WORK INSTRUCTION: Leave out the pictures and copy everything else in the records exactly.

EXERCISE DATA:

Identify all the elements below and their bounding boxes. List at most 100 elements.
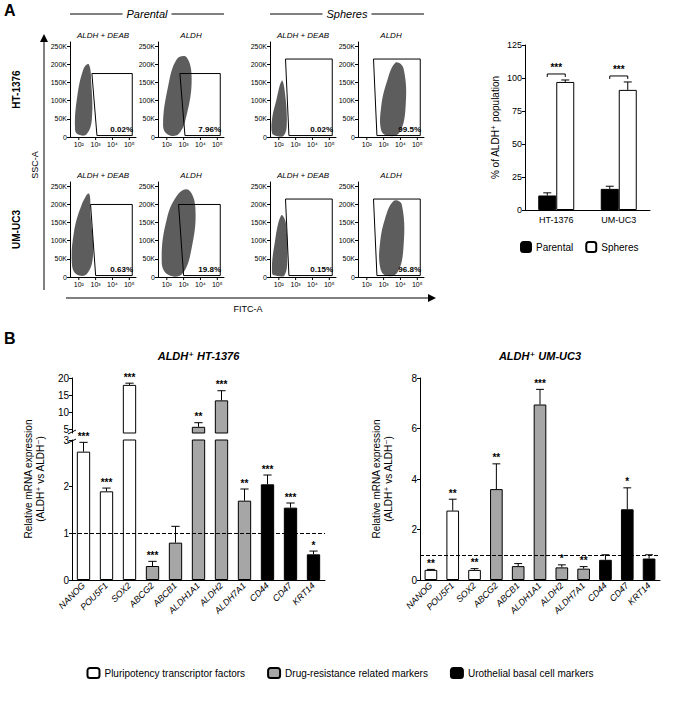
svg-text:0: 0 xyxy=(151,274,155,281)
svg-text:50: 50 xyxy=(512,139,522,149)
svg-text:0: 0 xyxy=(351,274,355,281)
svg-text:0: 0 xyxy=(351,134,355,141)
svg-text:0: 0 xyxy=(63,274,67,281)
svg-text:96.8%: 96.8% xyxy=(398,265,421,274)
svg-text:0: 0 xyxy=(63,134,67,141)
svg-text:150K: 150K xyxy=(51,219,68,226)
svg-text:POU5F1: POU5F1 xyxy=(78,580,110,612)
svg-text:ALDH: ALDH xyxy=(179,31,202,40)
svg-text:ABCG2: ABCG2 xyxy=(127,580,156,609)
svg-text:10⁵: 10⁵ xyxy=(124,141,135,148)
svg-text:100K: 100K xyxy=(139,97,156,104)
svg-text:HT-1376: HT-1376 xyxy=(11,70,22,109)
svg-text:200K: 200K xyxy=(339,201,356,208)
svg-text:***: *** xyxy=(285,492,297,503)
svg-text:19.8%: 19.8% xyxy=(198,265,221,274)
svg-text:10⁴: 10⁴ xyxy=(195,141,206,148)
svg-text:**: ** xyxy=(471,557,479,568)
svg-text:10⁵: 10⁵ xyxy=(212,281,223,288)
svg-text:1: 1 xyxy=(63,528,69,539)
svg-text:Parental: Parental xyxy=(127,8,169,20)
svg-text:UM-UC3: UM-UC3 xyxy=(11,210,22,249)
svg-text:POU5F1: POU5F1 xyxy=(424,580,456,612)
svg-text:Spheres: Spheres xyxy=(327,8,368,20)
svg-text:UM-UC3: UM-UC3 xyxy=(601,215,636,225)
svg-text:8: 8 xyxy=(411,373,417,384)
svg-text:50K: 50K xyxy=(143,115,156,122)
svg-text:150K: 150K xyxy=(51,79,68,86)
svg-text:250K: 250K xyxy=(251,183,268,190)
svg-text:10²: 10² xyxy=(362,281,373,288)
svg-text:2: 2 xyxy=(63,481,69,492)
svg-text:0: 0 xyxy=(263,134,267,141)
svg-text:10⁴: 10⁴ xyxy=(395,141,406,148)
svg-text:Drug-resistance related marker: Drug-resistance related markers xyxy=(285,668,428,679)
svg-text:200K: 200K xyxy=(251,201,268,208)
svg-text:*: * xyxy=(312,540,316,551)
svg-text:10⁴: 10⁴ xyxy=(195,281,206,288)
svg-text:Parental: Parental xyxy=(536,242,573,253)
svg-text:10⁴: 10⁴ xyxy=(395,281,406,288)
svg-text:10³: 10³ xyxy=(91,141,102,148)
svg-text:100K: 100K xyxy=(251,237,268,244)
svg-text:**: ** xyxy=(241,478,249,489)
svg-text:FITC-A: FITC-A xyxy=(234,304,263,314)
svg-text:10²: 10² xyxy=(74,281,85,288)
svg-text:10⁵: 10⁵ xyxy=(324,281,335,288)
svg-text:A: A xyxy=(4,2,16,19)
svg-text:0.63%: 0.63% xyxy=(110,265,133,274)
svg-text:100K: 100K xyxy=(251,97,268,104)
svg-text:0.15%: 0.15% xyxy=(310,265,333,274)
svg-text:20: 20 xyxy=(58,373,70,384)
svg-text:6: 6 xyxy=(411,423,417,434)
svg-text:***: *** xyxy=(124,372,136,383)
svg-text:15: 15 xyxy=(58,390,70,401)
svg-text:10³: 10³ xyxy=(379,141,390,148)
svg-text:10³: 10³ xyxy=(179,141,190,148)
svg-text:Spheres: Spheres xyxy=(601,242,638,253)
svg-text:2: 2 xyxy=(411,524,417,535)
svg-text:**: ** xyxy=(427,558,435,569)
svg-text:50K: 50K xyxy=(255,115,268,122)
svg-text:10⁴: 10⁴ xyxy=(107,281,118,288)
svg-text:0.02%: 0.02% xyxy=(310,125,333,134)
svg-text:10⁴: 10⁴ xyxy=(307,281,318,288)
svg-text:50K: 50K xyxy=(255,255,268,262)
svg-text:CD44: CD44 xyxy=(586,580,609,603)
svg-text:125: 125 xyxy=(507,40,522,50)
svg-text:10³: 10³ xyxy=(179,281,190,288)
svg-text:ALDH + DEAB: ALDH + DEAB xyxy=(276,171,330,180)
svg-text:100K: 100K xyxy=(51,97,68,104)
svg-text:B: B xyxy=(4,330,16,347)
svg-text:250K: 250K xyxy=(339,43,356,50)
svg-text:250K: 250K xyxy=(139,43,156,50)
svg-text:**: ** xyxy=(580,555,588,566)
svg-text:0: 0 xyxy=(151,134,155,141)
svg-text:50K: 50K xyxy=(343,255,356,262)
svg-text:Relative mRNA expression: Relative mRNA expression xyxy=(371,420,382,539)
svg-text:10⁵: 10⁵ xyxy=(212,141,223,148)
svg-text:250K: 250K xyxy=(251,43,268,50)
svg-text:50K: 50K xyxy=(55,115,68,122)
svg-text:10²: 10² xyxy=(162,281,173,288)
svg-text:3: 3 xyxy=(63,435,69,446)
svg-text:10⁴: 10⁴ xyxy=(307,141,318,148)
svg-text:100K: 100K xyxy=(339,237,356,244)
svg-text:ALDH + DEAB: ALDH + DEAB xyxy=(276,31,330,40)
svg-text:10⁵: 10⁵ xyxy=(124,281,135,288)
svg-text:250K: 250K xyxy=(51,43,68,50)
svg-text:99.5%: 99.5% xyxy=(398,125,421,134)
svg-text:100: 100 xyxy=(507,73,522,83)
svg-text:ALDH1A1: ALDH1A1 xyxy=(166,580,202,616)
svg-text:**: ** xyxy=(449,488,457,499)
svg-text:4: 4 xyxy=(411,474,417,485)
svg-text:150K: 150K xyxy=(251,219,268,226)
svg-text:CD44: CD44 xyxy=(248,580,271,603)
svg-text:***: *** xyxy=(101,477,113,488)
svg-text:250K: 250K xyxy=(339,183,356,190)
svg-text:ALDH7A1: ALDH7A1 xyxy=(212,580,248,616)
svg-text:10²: 10² xyxy=(274,141,285,148)
svg-text:ALDH⁺ UM-UC3: ALDH⁺ UM-UC3 xyxy=(498,350,581,362)
svg-text:10²: 10² xyxy=(74,141,85,148)
svg-text:100K: 100K xyxy=(339,97,356,104)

RESPONSE AREA:
Identify all the elements below and their bounding boxes. List at most 100 elements.
svg-text:0: 0 xyxy=(151,274,155,281)
svg-text:50: 50 xyxy=(512,139,522,149)
svg-text:0: 0 xyxy=(351,274,355,281)
svg-text:0: 0 xyxy=(351,134,355,141)
svg-text:0: 0 xyxy=(63,274,67,281)
svg-text:96.8%: 96.8% xyxy=(398,265,421,274)
svg-text:0: 0 xyxy=(63,134,67,141)
svg-text:150K: 150K xyxy=(51,219,68,226)
svg-text:POU5F1: POU5F1 xyxy=(78,580,110,612)
svg-text:ALDH: ALDH xyxy=(179,31,202,40)
svg-text:ABCG2: ABCG2 xyxy=(127,580,156,609)
svg-text:10⁵: 10⁵ xyxy=(124,141,135,148)
svg-text:100K: 100K xyxy=(139,97,156,104)
svg-text:HT-1376: HT-1376 xyxy=(11,70,22,109)
svg-text:200K: 200K xyxy=(339,201,356,208)
svg-text:***: *** xyxy=(285,492,297,503)
svg-text:19.8%: 19.8% xyxy=(198,265,221,274)
svg-text:10⁴: 10⁴ xyxy=(195,141,206,148)
svg-text:**: ** xyxy=(471,557,479,568)
svg-text:10⁵: 10⁵ xyxy=(212,281,223,288)
svg-text:1: 1 xyxy=(63,528,69,539)
svg-text:Parental: Parental xyxy=(127,8,169,20)
svg-text:UM-UC3: UM-UC3 xyxy=(11,210,22,249)
svg-text:POU5F1: POU5F1 xyxy=(424,580,456,612)
svg-text:Spheres: Spheres xyxy=(327,8,368,20)
svg-text:UM-UC3: UM-UC3 xyxy=(601,215,636,225)
svg-text:8: 8 xyxy=(411,373,417,384)
svg-text:50K: 50K xyxy=(143,115,156,122)
svg-text:150K: 150K xyxy=(51,79,68,86)
svg-text:250K: 250K xyxy=(251,183,268,190)
svg-text:10²: 10² xyxy=(362,281,373,288)
svg-text:2: 2 xyxy=(63,481,69,492)
svg-text:0: 0 xyxy=(263,134,267,141)
svg-text:10⁴: 10⁴ xyxy=(395,141,406,148)
svg-text:Drug-resistance related marker: Drug-resistance related markers xyxy=(285,668,428,679)
svg-text:200K: 200K xyxy=(251,201,268,208)
svg-text:*: * xyxy=(312,540,316,551)
svg-text:10⁴: 10⁴ xyxy=(195,281,206,288)
svg-text:Parental: Parental xyxy=(536,242,573,253)
svg-text:10⁴: 10⁴ xyxy=(395,281,406,288)
svg-text:10³: 10³ xyxy=(91,141,102,148)
svg-text:100K: 100K xyxy=(251,237,268,244)
svg-text:**: ** xyxy=(241,478,249,489)
svg-text:FITC-A: FITC-A xyxy=(234,304,263,314)
svg-text:10²: 10² xyxy=(74,281,85,288)
svg-text:10⁵: 10⁵ xyxy=(324,281,335,288)
svg-text:A: A xyxy=(4,2,16,19)
svg-text:0.63%: 0.63% xyxy=(110,265,133,274)
svg-text:100K: 100K xyxy=(251,97,268,104)
svg-text:0.15%: 0.15% xyxy=(310,265,333,274)
svg-text:20: 20 xyxy=(58,373,70,384)
svg-text:6: 6 xyxy=(411,423,417,434)
svg-text:***: *** xyxy=(124,372,136,383)
svg-text:15: 15 xyxy=(58,390,70,401)
svg-text:10³: 10³ xyxy=(379,141,390,148)
svg-text:10³: 10³ xyxy=(179,141,190,148)
svg-text:Spheres: Spheres xyxy=(601,242,638,253)
svg-text:2: 2 xyxy=(411,524,417,535)
svg-text:**: ** xyxy=(427,558,435,569)
svg-text:50K: 50K xyxy=(255,115,268,122)
svg-text:10⁴: 10⁴ xyxy=(107,281,118,288)
svg-text:0.02%: 0.02% xyxy=(310,125,333,134)
svg-text:10⁴: 10⁴ xyxy=(307,281,318,288)
svg-text:50K: 50K xyxy=(255,255,268,262)
svg-text:CD44: CD44 xyxy=(586,580,609,603)
svg-text:125: 125 xyxy=(507,40,522,50)
svg-text:10³: 10³ xyxy=(179,281,190,288)
svg-text:ALDH + DEAB: ALDH + DEAB xyxy=(276,171,330,180)
svg-text:100K: 100K xyxy=(51,97,68,104)
svg-text:B: B xyxy=(4,330,16,347)
svg-text:250K: 250K xyxy=(339,43,356,50)
svg-text:250K: 250K xyxy=(139,43,156,50)
svg-text:**: ** xyxy=(580,555,588,566)
svg-text:0: 0 xyxy=(151,134,155,141)
svg-text:50K: 50K xyxy=(343,255,356,262)
svg-text:Relative mRNA expression: Relative mRNA expression xyxy=(371,420,382,539)
svg-text:10⁵: 10⁵ xyxy=(212,141,223,148)
svg-text:250K: 250K xyxy=(251,43,268,50)
svg-text:50K: 50K xyxy=(55,115,68,122)
svg-text:10²: 10² xyxy=(162,281,173,288)
svg-text:3: 3 xyxy=(63,435,69,446)
svg-text:10⁴: 10⁴ xyxy=(307,141,318,148)
svg-text:100K: 100K xyxy=(339,237,356,244)
svg-text:ALDH + DEAB: ALDH + DEAB xyxy=(276,31,330,40)
svg-text:10⁵: 10⁵ xyxy=(124,281,135,288)
svg-text:250K: 250K xyxy=(51,43,68,50)
svg-text:99.5%: 99.5% xyxy=(398,125,421,134)
svg-text:100: 100 xyxy=(507,73,522,83)
svg-text:ALDH1A1: ALDH1A1 xyxy=(166,580,202,616)
svg-text:**: ** xyxy=(449,488,457,499)
svg-text:4: 4 xyxy=(411,474,417,485)
svg-text:150K: 150K xyxy=(251,219,268,226)
svg-text:CD44: CD44 xyxy=(248,580,271,603)
svg-text:***: *** xyxy=(101,477,113,488)
svg-text:250K: 250K xyxy=(339,183,356,190)
svg-text:ALDH7A1: ALDH7A1 xyxy=(212,580,248,616)
svg-text:10²: 10² xyxy=(274,141,285,148)
svg-text:ALDH⁺ UM-UC3: ALDH⁺ UM-UC3 xyxy=(498,350,581,362)
svg-text:10²: 10² xyxy=(74,141,85,148)
svg-text:100K: 100K xyxy=(339,97,356,104)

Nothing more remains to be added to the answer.